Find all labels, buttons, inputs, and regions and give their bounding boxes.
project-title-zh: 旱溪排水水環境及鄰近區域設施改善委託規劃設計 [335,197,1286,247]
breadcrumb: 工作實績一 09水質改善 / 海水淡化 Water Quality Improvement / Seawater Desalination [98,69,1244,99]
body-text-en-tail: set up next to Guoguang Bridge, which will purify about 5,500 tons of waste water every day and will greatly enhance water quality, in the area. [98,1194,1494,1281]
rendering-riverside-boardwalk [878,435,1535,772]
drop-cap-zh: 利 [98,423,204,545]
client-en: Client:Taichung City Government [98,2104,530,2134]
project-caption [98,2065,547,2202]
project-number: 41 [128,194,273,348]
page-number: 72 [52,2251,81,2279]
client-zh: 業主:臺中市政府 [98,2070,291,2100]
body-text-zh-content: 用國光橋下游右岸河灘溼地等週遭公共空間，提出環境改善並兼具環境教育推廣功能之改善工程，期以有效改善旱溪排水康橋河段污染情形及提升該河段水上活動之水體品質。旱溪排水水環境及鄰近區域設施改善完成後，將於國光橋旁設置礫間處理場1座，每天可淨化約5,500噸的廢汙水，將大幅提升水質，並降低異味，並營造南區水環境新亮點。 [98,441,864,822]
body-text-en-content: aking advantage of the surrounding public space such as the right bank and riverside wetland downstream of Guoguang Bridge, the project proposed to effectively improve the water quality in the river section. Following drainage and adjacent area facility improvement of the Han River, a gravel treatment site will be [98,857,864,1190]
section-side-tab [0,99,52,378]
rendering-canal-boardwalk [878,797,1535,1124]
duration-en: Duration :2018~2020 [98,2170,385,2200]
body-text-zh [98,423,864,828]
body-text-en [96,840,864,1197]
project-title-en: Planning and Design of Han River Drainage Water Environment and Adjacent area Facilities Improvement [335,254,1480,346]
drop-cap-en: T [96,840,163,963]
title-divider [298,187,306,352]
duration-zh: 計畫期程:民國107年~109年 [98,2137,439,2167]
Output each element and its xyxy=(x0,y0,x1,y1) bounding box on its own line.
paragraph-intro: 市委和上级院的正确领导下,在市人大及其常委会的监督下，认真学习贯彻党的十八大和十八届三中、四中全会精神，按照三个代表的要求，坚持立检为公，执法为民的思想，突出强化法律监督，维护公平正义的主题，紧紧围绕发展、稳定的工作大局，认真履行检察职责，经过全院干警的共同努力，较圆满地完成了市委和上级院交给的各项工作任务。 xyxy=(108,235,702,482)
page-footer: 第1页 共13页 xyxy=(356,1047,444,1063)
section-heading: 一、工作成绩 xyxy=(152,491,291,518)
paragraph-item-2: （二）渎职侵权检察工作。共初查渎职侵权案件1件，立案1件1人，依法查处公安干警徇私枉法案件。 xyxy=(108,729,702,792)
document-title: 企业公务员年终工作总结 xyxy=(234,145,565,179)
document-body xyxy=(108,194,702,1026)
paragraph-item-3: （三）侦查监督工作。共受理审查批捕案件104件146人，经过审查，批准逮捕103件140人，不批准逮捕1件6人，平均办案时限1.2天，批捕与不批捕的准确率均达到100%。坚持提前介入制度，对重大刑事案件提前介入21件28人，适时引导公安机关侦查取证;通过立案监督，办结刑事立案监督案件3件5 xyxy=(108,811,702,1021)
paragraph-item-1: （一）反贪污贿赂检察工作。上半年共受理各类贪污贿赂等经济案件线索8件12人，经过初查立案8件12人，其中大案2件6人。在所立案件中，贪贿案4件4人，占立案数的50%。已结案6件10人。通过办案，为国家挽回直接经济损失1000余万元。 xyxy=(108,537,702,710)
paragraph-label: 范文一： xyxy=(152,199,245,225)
:::
Render every line of the listing above as a Markdown table with two columns, Row and Line. Give each line a row number and leave out blank lines.

### Response to the exercise:
| Row | Line |
|---|---|
| 1 | Find all labels, buttons, inputs, and regions and give their bounding boxes. |
| 2 | project-title-zh: 旱溪排水水環境及鄰近區域設施改善委託規劃設計 [335,197,1286,247] |
| 3 | breadcrumb: 工作實績一 09水質改善 / 海水淡化 Water Quality Improvement / Seawater Desalination [98,69,1244,99] |
| 4 | body-text-en-tail: set up next to Guoguang Bridge, which will purify about 5,500 tons of waste water every day and will greatly enhance water quality, in the area. [98,1194,1494,1281] |
| 5 | rendering-riverside-boardwalk [878,435,1535,772] |
| 6 | drop-cap-zh: 利 [98,423,204,545] |
| 7 | client-en: Client:Taichung City Government [98,2104,530,2134] |
| 8 | project-caption [98,2065,547,2202] |
| 9 | project-number: 41 [128,194,273,348] |
| 10 | page-number: 72 [52,2251,81,2279] |
| 11 | client-zh: 業主:臺中市政府 [98,2070,291,2100] |
| 12 | body-text-zh-content: 用國光橋下游右岸河灘溼地等週遭公共空間，提出環境改善並兼具環境教育推廣功能之改善工程，期以有效改善旱溪排水康橋河段污染情形及提升該河段水上活動之水體品質。旱溪排水水環境及鄰近區域設施改善完成後，將於國光橋旁設置礫間處理場1座，每天可淨化約5,500噸的廢汙水，將大幅提升水質，並降低異味，並營造南區水環境新亮點。 [98,441,864,822] |
| 13 | body-text-en-content: aking advantage of the surrounding public space such as the right bank and riverside wetland downstream of Guoguang Bridge, the project proposed to effectively improve the water quality in the river section. Following drainage and adjacent area facility improvement of the Han River, a gravel treatment site will be [98,857,864,1190] |
| 14 | section-side-tab [0,99,52,378] |
| 15 | rendering-canal-boardwalk [878,797,1535,1124] |
| 16 | duration-en: Duration :2018~2020 [98,2170,385,2200] |
| 17 | body-text-zh [98,423,864,828] |
| 18 | body-text-en [96,840,864,1197] |
| 19 | project-title-en: Planning and Design of Han River Drainage Water Environment and Adjacent area Facilities Improvement [335,254,1480,346] |
| 20 | drop-cap-en: T [96,840,163,963] |
| 21 | title-divider [298,187,306,352] |
| 22 | duration-zh: 計畫期程:民國107年~109年 [98,2137,439,2167] |
| 23 | Output each element and its xyxy=(x0,y0,x1,y1) bounding box on its own line. |
| 24 | paragraph-intro: 市委和上级院的正确领导下,在市人大及其常委会的监督下，认真学习贯彻党的十八大和十八届三中、四中全会精神，按照三个代表的要求，坚持立检为公，执法为民的思想，突出强化法律监督，维护公平正义的主题，紧紧围绕发展、稳定的工作大局，认真履行检察职责，经过全院干警的共同努力，较圆满地完成了市委和上级院交给的各项工作任务。 xyxy=(108,235,702,482) |
| 25 | page-footer: 第1页 共13页 xyxy=(356,1047,444,1063) |
| 26 | section-heading: 一、工作成绩 xyxy=(152,491,291,518) |
| 27 | paragraph-item-2: （二）渎职侵权检察工作。共初查渎职侵权案件1件，立案1件1人，依法查处公安干警徇私枉法案件。 xyxy=(108,729,702,792) |
| 28 | document-title: 企业公务员年终工作总结 xyxy=(234,145,565,179) |
| 29 | document-body xyxy=(108,194,702,1026) |
| 30 | paragraph-item-3: （三）侦查监督工作。共受理审查批捕案件104件146人，经过审查，批准逮捕103件140人，不批准逮捕1件6人，平均办案时限1.2天，批捕与不批捕的准确率均达到100%。坚持提前介入制度，对重大刑事案件提前介入21件28人，适时引导公安机关侦查取证;通过立案监督，办结刑事立案监督案件3件5 xyxy=(108,811,702,1021) |
| 31 | paragraph-item-1: （一）反贪污贿赂检察工作。上半年共受理各类贪污贿赂等经济案件线索8件12人，经过初查立案8件12人，其中大案2件6人。在所立案件中，贪贿案4件4人，占立案数的50%。已结案6件10人。通过办案，为国家挽回直接经济损失1000余万元。 xyxy=(108,537,702,710) |
| 32 | paragraph-label: 范文一： xyxy=(152,199,245,225) |